• **STATED TASK**
Return the number of lines that include the string "this", without any other text.

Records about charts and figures

================================

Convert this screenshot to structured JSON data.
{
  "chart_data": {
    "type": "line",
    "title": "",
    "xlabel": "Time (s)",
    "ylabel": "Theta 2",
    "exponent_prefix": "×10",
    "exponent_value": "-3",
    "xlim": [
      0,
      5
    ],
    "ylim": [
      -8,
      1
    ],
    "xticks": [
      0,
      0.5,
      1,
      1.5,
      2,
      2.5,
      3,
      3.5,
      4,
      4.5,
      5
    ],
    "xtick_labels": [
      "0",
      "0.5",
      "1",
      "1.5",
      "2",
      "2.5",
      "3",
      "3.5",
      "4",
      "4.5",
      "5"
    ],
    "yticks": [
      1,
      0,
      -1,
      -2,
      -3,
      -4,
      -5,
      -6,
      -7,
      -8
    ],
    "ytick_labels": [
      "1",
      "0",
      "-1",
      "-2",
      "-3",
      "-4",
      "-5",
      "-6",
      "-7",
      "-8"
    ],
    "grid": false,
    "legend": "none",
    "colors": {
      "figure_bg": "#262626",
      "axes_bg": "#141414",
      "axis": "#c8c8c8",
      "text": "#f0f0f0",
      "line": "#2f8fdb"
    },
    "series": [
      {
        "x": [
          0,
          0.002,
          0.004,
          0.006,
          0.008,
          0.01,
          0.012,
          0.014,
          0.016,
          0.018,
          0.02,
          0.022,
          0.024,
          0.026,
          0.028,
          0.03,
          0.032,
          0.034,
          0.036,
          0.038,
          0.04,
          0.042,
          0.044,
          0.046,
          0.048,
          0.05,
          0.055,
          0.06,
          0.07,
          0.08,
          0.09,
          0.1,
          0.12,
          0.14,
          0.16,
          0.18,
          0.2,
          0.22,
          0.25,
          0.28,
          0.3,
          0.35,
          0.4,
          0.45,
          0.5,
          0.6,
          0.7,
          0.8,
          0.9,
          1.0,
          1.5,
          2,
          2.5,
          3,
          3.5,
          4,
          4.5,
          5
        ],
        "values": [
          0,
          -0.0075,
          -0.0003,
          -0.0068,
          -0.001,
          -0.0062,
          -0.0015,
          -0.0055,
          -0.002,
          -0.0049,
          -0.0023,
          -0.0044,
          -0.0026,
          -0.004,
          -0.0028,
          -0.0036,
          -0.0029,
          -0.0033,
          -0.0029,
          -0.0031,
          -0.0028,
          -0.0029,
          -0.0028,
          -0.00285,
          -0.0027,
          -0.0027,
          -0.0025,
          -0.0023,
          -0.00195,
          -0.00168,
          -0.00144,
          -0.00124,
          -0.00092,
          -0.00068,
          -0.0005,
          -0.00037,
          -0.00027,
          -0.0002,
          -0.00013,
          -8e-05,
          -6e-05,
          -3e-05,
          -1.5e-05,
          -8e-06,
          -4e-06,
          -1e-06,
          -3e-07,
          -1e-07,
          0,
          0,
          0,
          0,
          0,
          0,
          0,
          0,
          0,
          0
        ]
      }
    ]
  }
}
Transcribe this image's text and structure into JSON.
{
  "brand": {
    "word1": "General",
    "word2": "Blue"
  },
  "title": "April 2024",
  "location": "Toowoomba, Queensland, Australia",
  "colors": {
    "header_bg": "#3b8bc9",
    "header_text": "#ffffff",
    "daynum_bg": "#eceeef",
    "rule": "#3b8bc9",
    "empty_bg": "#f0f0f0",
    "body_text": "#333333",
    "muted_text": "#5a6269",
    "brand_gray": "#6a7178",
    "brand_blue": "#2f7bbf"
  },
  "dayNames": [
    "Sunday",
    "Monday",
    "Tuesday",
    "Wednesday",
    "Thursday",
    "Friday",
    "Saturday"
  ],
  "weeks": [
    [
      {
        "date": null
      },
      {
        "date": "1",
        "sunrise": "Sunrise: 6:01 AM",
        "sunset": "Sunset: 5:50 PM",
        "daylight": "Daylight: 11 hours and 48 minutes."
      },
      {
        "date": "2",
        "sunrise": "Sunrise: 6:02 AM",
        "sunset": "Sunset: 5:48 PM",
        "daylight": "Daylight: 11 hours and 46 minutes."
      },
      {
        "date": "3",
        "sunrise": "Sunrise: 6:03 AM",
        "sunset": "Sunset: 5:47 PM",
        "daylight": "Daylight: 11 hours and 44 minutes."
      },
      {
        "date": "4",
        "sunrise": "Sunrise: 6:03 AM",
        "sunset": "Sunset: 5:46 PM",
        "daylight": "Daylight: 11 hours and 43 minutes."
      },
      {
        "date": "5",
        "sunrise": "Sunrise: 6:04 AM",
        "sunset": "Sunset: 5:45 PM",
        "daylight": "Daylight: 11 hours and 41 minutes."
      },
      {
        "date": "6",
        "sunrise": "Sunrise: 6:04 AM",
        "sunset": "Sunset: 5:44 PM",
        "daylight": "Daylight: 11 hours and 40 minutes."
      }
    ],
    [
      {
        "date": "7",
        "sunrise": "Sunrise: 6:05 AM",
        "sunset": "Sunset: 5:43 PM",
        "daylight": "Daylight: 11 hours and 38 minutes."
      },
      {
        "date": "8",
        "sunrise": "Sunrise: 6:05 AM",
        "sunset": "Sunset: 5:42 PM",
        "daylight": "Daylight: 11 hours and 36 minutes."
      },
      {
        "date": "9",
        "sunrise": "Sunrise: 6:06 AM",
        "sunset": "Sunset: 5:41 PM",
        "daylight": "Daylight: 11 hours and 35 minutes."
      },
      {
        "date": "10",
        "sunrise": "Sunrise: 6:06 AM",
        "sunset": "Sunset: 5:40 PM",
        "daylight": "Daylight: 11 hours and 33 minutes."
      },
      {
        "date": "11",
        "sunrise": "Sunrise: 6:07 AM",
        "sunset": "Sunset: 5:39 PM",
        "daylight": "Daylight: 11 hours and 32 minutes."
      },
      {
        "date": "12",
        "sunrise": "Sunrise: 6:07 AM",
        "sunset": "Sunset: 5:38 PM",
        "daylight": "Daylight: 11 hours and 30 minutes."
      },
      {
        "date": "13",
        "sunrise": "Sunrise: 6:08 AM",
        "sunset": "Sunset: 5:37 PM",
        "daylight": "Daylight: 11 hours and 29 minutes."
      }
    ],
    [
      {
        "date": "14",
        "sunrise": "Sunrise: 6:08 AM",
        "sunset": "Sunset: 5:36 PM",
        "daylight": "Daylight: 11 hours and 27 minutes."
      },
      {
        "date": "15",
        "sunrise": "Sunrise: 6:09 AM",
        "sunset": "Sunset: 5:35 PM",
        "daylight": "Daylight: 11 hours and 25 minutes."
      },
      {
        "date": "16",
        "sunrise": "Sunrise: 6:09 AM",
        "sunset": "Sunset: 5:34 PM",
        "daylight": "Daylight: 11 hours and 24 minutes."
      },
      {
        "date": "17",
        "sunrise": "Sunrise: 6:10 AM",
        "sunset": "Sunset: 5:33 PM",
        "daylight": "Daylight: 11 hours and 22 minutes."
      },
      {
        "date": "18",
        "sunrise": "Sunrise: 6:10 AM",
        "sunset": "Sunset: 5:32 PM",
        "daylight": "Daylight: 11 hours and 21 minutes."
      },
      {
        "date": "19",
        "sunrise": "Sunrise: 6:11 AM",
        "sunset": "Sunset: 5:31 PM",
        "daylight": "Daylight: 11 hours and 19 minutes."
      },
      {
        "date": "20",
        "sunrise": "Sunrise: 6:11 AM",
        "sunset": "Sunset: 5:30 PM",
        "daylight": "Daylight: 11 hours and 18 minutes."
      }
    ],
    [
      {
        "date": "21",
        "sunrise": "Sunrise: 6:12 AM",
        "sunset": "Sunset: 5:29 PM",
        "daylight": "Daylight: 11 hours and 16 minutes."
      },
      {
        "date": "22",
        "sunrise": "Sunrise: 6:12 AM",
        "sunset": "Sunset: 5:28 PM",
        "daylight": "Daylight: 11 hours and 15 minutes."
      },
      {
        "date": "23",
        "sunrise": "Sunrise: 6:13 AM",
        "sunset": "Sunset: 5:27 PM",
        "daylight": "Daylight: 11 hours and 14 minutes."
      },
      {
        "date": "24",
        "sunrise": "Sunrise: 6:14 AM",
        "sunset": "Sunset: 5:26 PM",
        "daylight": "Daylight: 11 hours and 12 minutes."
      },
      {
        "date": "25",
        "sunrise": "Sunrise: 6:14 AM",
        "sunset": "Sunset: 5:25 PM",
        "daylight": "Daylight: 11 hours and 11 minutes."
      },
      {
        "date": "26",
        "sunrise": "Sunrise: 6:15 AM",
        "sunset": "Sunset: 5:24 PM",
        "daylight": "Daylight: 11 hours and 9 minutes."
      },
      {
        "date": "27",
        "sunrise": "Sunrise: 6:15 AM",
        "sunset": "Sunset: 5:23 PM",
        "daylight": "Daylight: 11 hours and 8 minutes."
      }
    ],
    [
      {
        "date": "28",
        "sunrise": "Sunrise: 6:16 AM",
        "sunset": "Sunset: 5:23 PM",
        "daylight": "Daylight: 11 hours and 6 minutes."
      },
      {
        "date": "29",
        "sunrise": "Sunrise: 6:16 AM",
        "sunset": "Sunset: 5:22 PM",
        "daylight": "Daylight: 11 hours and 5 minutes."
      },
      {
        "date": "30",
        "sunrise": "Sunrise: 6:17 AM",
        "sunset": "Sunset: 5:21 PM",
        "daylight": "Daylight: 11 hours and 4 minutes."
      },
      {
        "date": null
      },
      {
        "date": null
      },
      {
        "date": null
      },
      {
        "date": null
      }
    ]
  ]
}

================================

• **SOLVED EXERCISE**
2